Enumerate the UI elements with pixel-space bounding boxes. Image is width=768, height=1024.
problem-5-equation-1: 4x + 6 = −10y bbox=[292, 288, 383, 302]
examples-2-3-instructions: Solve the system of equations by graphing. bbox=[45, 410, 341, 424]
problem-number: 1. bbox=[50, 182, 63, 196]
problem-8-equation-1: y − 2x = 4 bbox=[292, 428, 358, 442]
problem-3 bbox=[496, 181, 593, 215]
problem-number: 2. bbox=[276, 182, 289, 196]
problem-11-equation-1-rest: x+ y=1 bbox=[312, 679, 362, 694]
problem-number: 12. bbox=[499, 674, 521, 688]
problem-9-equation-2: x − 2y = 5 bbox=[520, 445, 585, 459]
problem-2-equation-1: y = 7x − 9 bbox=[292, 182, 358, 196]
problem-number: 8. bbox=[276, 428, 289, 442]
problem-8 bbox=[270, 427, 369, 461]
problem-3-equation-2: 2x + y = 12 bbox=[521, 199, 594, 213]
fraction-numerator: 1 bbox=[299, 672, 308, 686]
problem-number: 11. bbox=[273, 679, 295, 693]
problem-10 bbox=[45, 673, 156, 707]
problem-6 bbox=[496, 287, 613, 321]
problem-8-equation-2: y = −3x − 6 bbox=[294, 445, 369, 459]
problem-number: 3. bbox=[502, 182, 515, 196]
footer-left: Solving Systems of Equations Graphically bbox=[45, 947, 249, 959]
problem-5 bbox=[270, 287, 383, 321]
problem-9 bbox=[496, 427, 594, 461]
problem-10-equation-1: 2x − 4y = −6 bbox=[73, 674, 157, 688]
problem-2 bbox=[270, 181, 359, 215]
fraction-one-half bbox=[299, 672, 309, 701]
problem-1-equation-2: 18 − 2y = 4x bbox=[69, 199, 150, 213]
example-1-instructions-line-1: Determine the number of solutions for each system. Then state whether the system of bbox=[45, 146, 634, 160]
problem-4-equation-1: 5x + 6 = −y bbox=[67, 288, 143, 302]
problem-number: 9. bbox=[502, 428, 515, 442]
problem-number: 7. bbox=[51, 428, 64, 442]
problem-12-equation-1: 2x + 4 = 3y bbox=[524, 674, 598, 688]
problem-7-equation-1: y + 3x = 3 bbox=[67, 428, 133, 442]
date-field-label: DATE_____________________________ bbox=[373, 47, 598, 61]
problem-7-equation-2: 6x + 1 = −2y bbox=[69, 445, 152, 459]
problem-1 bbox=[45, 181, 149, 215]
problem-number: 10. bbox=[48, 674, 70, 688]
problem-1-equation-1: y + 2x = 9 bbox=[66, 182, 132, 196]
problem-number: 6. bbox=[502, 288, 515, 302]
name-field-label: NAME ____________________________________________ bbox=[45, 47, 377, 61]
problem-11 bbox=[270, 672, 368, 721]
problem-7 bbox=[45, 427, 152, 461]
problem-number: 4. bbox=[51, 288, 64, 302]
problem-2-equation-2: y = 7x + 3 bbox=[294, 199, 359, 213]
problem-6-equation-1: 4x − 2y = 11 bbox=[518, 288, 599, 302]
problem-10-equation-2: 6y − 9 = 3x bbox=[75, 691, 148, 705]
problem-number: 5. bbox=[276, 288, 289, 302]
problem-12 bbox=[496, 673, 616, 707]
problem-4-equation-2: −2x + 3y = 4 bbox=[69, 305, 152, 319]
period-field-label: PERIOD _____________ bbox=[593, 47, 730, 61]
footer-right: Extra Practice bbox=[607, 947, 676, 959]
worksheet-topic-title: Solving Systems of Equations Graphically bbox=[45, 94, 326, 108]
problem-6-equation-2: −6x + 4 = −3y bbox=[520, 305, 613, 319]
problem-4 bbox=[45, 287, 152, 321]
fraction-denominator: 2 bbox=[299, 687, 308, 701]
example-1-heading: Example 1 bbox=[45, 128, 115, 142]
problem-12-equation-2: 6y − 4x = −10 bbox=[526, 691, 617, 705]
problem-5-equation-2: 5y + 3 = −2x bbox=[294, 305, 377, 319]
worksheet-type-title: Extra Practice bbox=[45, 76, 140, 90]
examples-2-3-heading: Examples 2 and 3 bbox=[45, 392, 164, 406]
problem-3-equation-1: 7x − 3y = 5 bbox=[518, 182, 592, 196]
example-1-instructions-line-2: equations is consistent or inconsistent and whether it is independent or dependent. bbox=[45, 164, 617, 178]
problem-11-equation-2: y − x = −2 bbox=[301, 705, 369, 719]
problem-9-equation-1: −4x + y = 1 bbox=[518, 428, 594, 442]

◆ WRITTEN EXERCISE
Extract every line of the material above and reproduce each one character for character, with nothing left out or altered.

◆ RESPONSE TO THIS TASK
Enumerate the UI elements with pixel-space bounding boxes. Image is width=768, height=1024.
problem-5-equation-1: 4x + 6 = −10y bbox=[292, 288, 383, 302]
examples-2-3-instructions: Solve the system of equations by graphing. bbox=[45, 410, 341, 424]
problem-number: 1. bbox=[50, 182, 63, 196]
problem-8-equation-1: y − 2x = 4 bbox=[292, 428, 358, 442]
problem-3 bbox=[496, 181, 593, 215]
problem-number: 2. bbox=[276, 182, 289, 196]
problem-11-equation-1-rest: x+ y=1 bbox=[312, 679, 362, 694]
problem-number: 12. bbox=[499, 674, 521, 688]
problem-9-equation-2: x − 2y = 5 bbox=[520, 445, 585, 459]
problem-2-equation-1: y = 7x − 9 bbox=[292, 182, 358, 196]
problem-number: 8. bbox=[276, 428, 289, 442]
problem-8 bbox=[270, 427, 369, 461]
problem-3-equation-2: 2x + y = 12 bbox=[521, 199, 594, 213]
fraction-numerator: 1 bbox=[299, 672, 308, 686]
problem-number: 11. bbox=[273, 679, 295, 693]
problem-10 bbox=[45, 673, 156, 707]
problem-6 bbox=[496, 287, 613, 321]
problem-8-equation-2: y = −3x − 6 bbox=[294, 445, 369, 459]
problem-number: 3. bbox=[502, 182, 515, 196]
footer-left: Solving Systems of Equations Graphically bbox=[45, 947, 249, 959]
problem-5 bbox=[270, 287, 383, 321]
problem-9 bbox=[496, 427, 594, 461]
problem-10-equation-1: 2x − 4y = −6 bbox=[73, 674, 157, 688]
problem-2 bbox=[270, 181, 359, 215]
fraction-one-half bbox=[299, 672, 309, 701]
problem-1-equation-2: 18 − 2y = 4x bbox=[69, 199, 150, 213]
example-1-instructions-line-1: Determine the number of solutions for each system. Then state whether the system of bbox=[45, 146, 634, 160]
problem-4-equation-1: 5x + 6 = −y bbox=[67, 288, 143, 302]
problem-number: 9. bbox=[502, 428, 515, 442]
problem-number: 7. bbox=[51, 428, 64, 442]
problem-12-equation-1: 2x + 4 = 3y bbox=[524, 674, 598, 688]
problem-7-equation-1: y + 3x = 3 bbox=[67, 428, 133, 442]
date-field-label: DATE_____________________________ bbox=[373, 47, 598, 61]
problem-7-equation-2: 6x + 1 = −2y bbox=[69, 445, 152, 459]
problem-1 bbox=[45, 181, 149, 215]
problem-number: 10. bbox=[48, 674, 70, 688]
problem-1-equation-1: y + 2x = 9 bbox=[66, 182, 132, 196]
problem-number: 6. bbox=[502, 288, 515, 302]
name-field-label: NAME ____________________________________________ bbox=[45, 47, 377, 61]
problem-11 bbox=[270, 672, 368, 721]
problem-7 bbox=[45, 427, 152, 461]
problem-number: 4. bbox=[51, 288, 64, 302]
problem-2-equation-2: y = 7x + 3 bbox=[294, 199, 359, 213]
problem-6-equation-1: 4x − 2y = 11 bbox=[518, 288, 599, 302]
problem-10-equation-2: 6y − 9 = 3x bbox=[75, 691, 148, 705]
problem-number: 5. bbox=[276, 288, 289, 302]
problem-12 bbox=[496, 673, 616, 707]
problem-4-equation-2: −2x + 3y = 4 bbox=[69, 305, 152, 319]
period-field-label: PERIOD _____________ bbox=[593, 47, 730, 61]
footer-right: Extra Practice bbox=[607, 947, 676, 959]
worksheet-topic-title: Solving Systems of Equations Graphically bbox=[45, 94, 326, 108]
problem-6-equation-2: −6x + 4 = −3y bbox=[520, 305, 613, 319]
problem-4 bbox=[45, 287, 152, 321]
fraction-denominator: 2 bbox=[299, 687, 308, 701]
example-1-heading: Example 1 bbox=[45, 128, 115, 142]
problem-12-equation-2: 6y − 4x = −10 bbox=[526, 691, 617, 705]
problem-5-equation-2: 5y + 3 = −2x bbox=[294, 305, 377, 319]
worksheet-type-title: Extra Practice bbox=[45, 76, 140, 90]
examples-2-3-heading: Examples 2 and 3 bbox=[45, 392, 164, 406]
problem-3-equation-1: 7x − 3y = 5 bbox=[518, 182, 592, 196]
example-1-instructions-line-2: equations is consistent or inconsistent and whether it is independent or dependent. bbox=[45, 164, 617, 178]
problem-11-equation-2: y − x = −2 bbox=[301, 705, 369, 719]
problem-9-equation-1: −4x + y = 1 bbox=[518, 428, 594, 442]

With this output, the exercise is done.